Return every record verbatim.

══ DATA LISTING

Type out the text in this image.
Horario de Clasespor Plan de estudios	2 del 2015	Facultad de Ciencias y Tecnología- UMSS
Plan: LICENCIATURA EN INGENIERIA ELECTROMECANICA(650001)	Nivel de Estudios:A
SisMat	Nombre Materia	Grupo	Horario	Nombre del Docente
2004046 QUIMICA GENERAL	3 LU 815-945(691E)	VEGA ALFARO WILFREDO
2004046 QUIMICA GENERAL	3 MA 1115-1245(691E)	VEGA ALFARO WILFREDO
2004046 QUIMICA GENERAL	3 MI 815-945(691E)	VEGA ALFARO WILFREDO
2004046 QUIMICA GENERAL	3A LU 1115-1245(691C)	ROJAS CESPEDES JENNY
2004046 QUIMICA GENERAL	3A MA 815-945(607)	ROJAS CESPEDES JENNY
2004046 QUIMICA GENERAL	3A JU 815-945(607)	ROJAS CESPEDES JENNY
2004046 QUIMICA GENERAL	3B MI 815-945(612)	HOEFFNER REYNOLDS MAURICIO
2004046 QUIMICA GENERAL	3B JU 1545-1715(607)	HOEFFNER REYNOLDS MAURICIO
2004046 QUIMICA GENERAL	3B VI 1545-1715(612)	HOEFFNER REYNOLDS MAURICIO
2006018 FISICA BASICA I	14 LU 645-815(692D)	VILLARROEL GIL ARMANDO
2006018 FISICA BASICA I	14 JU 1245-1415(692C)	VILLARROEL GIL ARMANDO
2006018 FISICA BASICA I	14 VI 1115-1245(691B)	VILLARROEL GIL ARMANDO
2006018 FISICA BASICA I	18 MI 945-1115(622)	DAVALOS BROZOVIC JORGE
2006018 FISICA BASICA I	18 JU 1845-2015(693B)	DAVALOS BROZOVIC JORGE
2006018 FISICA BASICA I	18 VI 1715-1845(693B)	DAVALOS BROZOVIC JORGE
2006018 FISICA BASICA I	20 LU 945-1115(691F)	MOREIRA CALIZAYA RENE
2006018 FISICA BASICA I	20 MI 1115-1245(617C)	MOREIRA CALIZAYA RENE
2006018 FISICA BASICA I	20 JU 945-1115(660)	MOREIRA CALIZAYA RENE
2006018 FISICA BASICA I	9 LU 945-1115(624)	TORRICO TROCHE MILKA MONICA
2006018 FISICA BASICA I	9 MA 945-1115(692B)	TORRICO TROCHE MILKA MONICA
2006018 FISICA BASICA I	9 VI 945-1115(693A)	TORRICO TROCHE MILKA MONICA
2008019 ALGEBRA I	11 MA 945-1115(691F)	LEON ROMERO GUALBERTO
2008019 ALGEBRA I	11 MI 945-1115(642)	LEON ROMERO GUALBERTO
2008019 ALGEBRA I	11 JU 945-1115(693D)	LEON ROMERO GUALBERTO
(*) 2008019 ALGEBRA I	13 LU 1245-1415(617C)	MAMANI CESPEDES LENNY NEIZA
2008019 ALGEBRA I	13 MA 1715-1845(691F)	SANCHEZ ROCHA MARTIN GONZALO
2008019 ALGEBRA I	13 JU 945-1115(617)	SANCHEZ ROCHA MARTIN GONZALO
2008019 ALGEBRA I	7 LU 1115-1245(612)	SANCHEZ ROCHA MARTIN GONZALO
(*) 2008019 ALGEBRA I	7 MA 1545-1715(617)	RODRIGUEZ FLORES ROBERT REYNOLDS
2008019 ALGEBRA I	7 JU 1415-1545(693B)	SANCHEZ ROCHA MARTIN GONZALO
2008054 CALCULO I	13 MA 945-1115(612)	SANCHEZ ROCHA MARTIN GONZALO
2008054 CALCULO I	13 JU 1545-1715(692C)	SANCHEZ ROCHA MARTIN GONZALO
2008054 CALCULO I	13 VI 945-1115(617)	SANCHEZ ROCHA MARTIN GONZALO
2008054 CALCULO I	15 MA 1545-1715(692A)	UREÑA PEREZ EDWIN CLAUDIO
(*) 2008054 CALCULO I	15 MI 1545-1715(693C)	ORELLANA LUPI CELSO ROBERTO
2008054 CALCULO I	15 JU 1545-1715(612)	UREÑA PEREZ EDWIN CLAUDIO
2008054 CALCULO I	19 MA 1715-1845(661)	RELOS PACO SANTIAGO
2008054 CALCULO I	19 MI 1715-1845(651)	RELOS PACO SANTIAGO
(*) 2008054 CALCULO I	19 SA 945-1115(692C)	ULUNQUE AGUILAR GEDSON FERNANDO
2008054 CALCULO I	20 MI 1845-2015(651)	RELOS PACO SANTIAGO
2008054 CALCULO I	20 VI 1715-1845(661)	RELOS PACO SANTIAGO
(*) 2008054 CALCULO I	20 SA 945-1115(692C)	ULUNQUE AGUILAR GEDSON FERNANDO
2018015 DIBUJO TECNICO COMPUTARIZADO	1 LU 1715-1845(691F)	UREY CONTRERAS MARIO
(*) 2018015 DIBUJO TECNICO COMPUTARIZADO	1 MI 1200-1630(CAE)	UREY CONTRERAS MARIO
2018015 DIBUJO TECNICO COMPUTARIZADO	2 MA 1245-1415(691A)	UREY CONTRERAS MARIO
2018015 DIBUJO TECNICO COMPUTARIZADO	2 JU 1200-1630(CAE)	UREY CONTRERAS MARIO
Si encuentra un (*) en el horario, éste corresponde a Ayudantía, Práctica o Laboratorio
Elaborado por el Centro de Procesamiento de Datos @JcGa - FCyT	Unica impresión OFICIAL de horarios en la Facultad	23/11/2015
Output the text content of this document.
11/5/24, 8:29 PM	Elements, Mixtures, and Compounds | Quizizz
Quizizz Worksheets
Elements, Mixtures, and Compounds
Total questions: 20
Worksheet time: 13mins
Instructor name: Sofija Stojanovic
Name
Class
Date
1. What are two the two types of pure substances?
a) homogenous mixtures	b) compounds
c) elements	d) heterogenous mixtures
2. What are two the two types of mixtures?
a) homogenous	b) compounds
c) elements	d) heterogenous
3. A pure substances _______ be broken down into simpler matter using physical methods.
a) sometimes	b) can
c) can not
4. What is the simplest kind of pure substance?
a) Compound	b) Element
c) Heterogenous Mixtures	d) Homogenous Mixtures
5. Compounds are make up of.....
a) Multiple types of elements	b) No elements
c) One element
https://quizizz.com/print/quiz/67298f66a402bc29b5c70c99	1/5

════

_RESULT OF THIS TASK:_
Type out the text in this image.
Horario de Clasespor Plan de estudios	2 del 2015	Facultad de Ciencias y Tecnología- UMSS
Plan: LICENCIATURA EN INGENIERIA ELECTROMECANICA(650001)	Nivel de Estudios:A
SisMat	Nombre Materia	Grupo	Horario	Nombre del Docente
2004046 QUIMICA GENERAL	3 LU 815-945(691E)	VEGA ALFARO WILFREDO
2004046 QUIMICA GENERAL	3 MA 1115-1245(691E)	VEGA ALFARO WILFREDO
2004046 QUIMICA GENERAL	3 MI 815-945(691E)	VEGA ALFARO WILFREDO
2004046 QUIMICA GENERAL	3A LU 1115-1245(691C)	ROJAS CESPEDES JENNY
2004046 QUIMICA GENERAL	3A MA 815-945(607)	ROJAS CESPEDES JENNY
2004046 QUIMICA GENERAL	3A JU 815-945(607)	ROJAS CESPEDES JENNY
2004046 QUIMICA GENERAL	3B MI 815-945(612)	HOEFFNER REYNOLDS MAURICIO
2004046 QUIMICA GENERAL	3B JU 1545-1715(607)	HOEFFNER REYNOLDS MAURICIO
2004046 QUIMICA GENERAL	3B VI 1545-1715(612)	HOEFFNER REYNOLDS MAURICIO
2006018 FISICA BASICA I	14 LU 645-815(692D)	VILLARROEL GIL ARMANDO
2006018 FISICA BASICA I	14 JU 1245-1415(692C)	VILLARROEL GIL ARMANDO
2006018 FISICA BASICA I	14 VI 1115-1245(691B)	VILLARROEL GIL ARMANDO
2006018 FISICA BASICA I	18 MI 945-1115(622)	DAVALOS BROZOVIC JORGE
2006018 FISICA BASICA I	18 JU 1845-2015(693B)	DAVALOS BROZOVIC JORGE
2006018 FISICA BASICA I	18 VI 1715-1845(693B)	DAVALOS BROZOVIC JORGE
2006018 FISICA BASICA I	20 LU 945-1115(691F)	MOREIRA CALIZAYA RENE
2006018 FISICA BASICA I	20 MI 1115-1245(617C)	MOREIRA CALIZAYA RENE
2006018 FISICA BASICA I	20 JU 945-1115(660)	MOREIRA CALIZAYA RENE
2006018 FISICA BASICA I	9 LU 945-1115(624)	TORRICO TROCHE MILKA MONICA
2006018 FISICA BASICA I	9 MA 945-1115(692B)	TORRICO TROCHE MILKA MONICA
2006018 FISICA BASICA I	9 VI 945-1115(693A)	TORRICO TROCHE MILKA MONICA
2008019 ALGEBRA I	11 MA 945-1115(691F)	LEON ROMERO GUALBERTO
2008019 ALGEBRA I	11 MI 945-1115(642)	LEON ROMERO GUALBERTO
2008019 ALGEBRA I	11 JU 945-1115(693D)	LEON ROMERO GUALBERTO
(*) 2008019 ALGEBRA I	13 LU 1245-1415(617C)	MAMANI CESPEDES LENNY NEIZA
2008019 ALGEBRA I	13 MA 1715-1845(691F)	SANCHEZ ROCHA MARTIN GONZALO
2008019 ALGEBRA I	13 JU 945-1115(617)	SANCHEZ ROCHA MARTIN GONZALO
2008019 ALGEBRA I	7 LU 1115-1245(612)	SANCHEZ ROCHA MARTIN GONZALO
(*) 2008019 ALGEBRA I	7 MA 1545-1715(617)	RODRIGUEZ FLORES ROBERT REYNOLDS
2008019 ALGEBRA I	7 JU 1415-1545(693B)	SANCHEZ ROCHA MARTIN GONZALO
2008054 CALCULO I	13 MA 945-1115(612)	SANCHEZ ROCHA MARTIN GONZALO
2008054 CALCULO I	13 JU 1545-1715(692C)	SANCHEZ ROCHA MARTIN GONZALO
2008054 CALCULO I	13 VI 945-1115(617)	SANCHEZ ROCHA MARTIN GONZALO
2008054 CALCULO I	15 MA 1545-1715(692A)	UREÑA PEREZ EDWIN CLAUDIO
(*) 2008054 CALCULO I	15 MI 1545-1715(693C)	ORELLANA LUPI CELSO ROBERTO
2008054 CALCULO I	15 JU 1545-1715(612)	UREÑA PEREZ EDWIN CLAUDIO
2008054 CALCULO I	19 MA 1715-1845(661)	RELOS PACO SANTIAGO
2008054 CALCULO I	19 MI 1715-1845(651)	RELOS PACO SANTIAGO
(*) 2008054 CALCULO I	19 SA 945-1115(692C)	ULUNQUE AGUILAR GEDSON FERNANDO
2008054 CALCULO I	20 MI 1845-2015(651)	RELOS PACO SANTIAGO
2008054 CALCULO I	20 VI 1715-1845(661)	RELOS PACO SANTIAGO
(*) 2008054 CALCULO I	20 SA 945-1115(692C)	ULUNQUE AGUILAR GEDSON FERNANDO
2018015 DIBUJO TECNICO COMPUTARIZADO	1 LU 1715-1845(691F)	UREY CONTRERAS MARIO
(*) 2018015 DIBUJO TECNICO COMPUTARIZADO	1 MI 1200-1630(CAE)	UREY CONTRERAS MARIO
2018015 DIBUJO TECNICO COMPUTARIZADO	2 MA 1245-1415(691A)	UREY CONTRERAS MARIO
2018015 DIBUJO TECNICO COMPUTARIZADO	2 JU 1200-1630(CAE)	UREY CONTRERAS MARIO
Si encuentra un (*) en el horario, éste corresponde a Ayudantía, Práctica o Laboratorio
Elaborado por el Centro de Procesamiento de Datos @JcGa - FCyT	Unica impresión OFICIAL de horarios en la Facultad	23/11/2015
Output the text content of this document.
11/5/24, 8:29 PM	Elements, Mixtures, and Compounds | Quizizz
Quizizz Worksheets
Elements, Mixtures, and Compounds
Total questions: 20
Worksheet time: 13mins
Instructor name: Sofija Stojanovic
Name
Class
Date
1. What are two the two types of pure substances?
a) homogenous mixtures	b) compounds
c) elements	d) heterogenous mixtures
2. What are two the two types of mixtures?
a) homogenous	b) compounds
c) elements	d) heterogenous
3. A pure substances _______ be broken down into simpler matter using physical methods.
a) sometimes	b) can
c) can not
4. What is the simplest kind of pure substance?
a) Compound	b) Element
c) Heterogenous Mixtures	d) Homogenous Mixtures
5. Compounds are make up of.....
a) Multiple types of elements	b) No elements
c) One element
https://quizizz.com/print/quiz/67298f66a402bc29b5c70c99	1/5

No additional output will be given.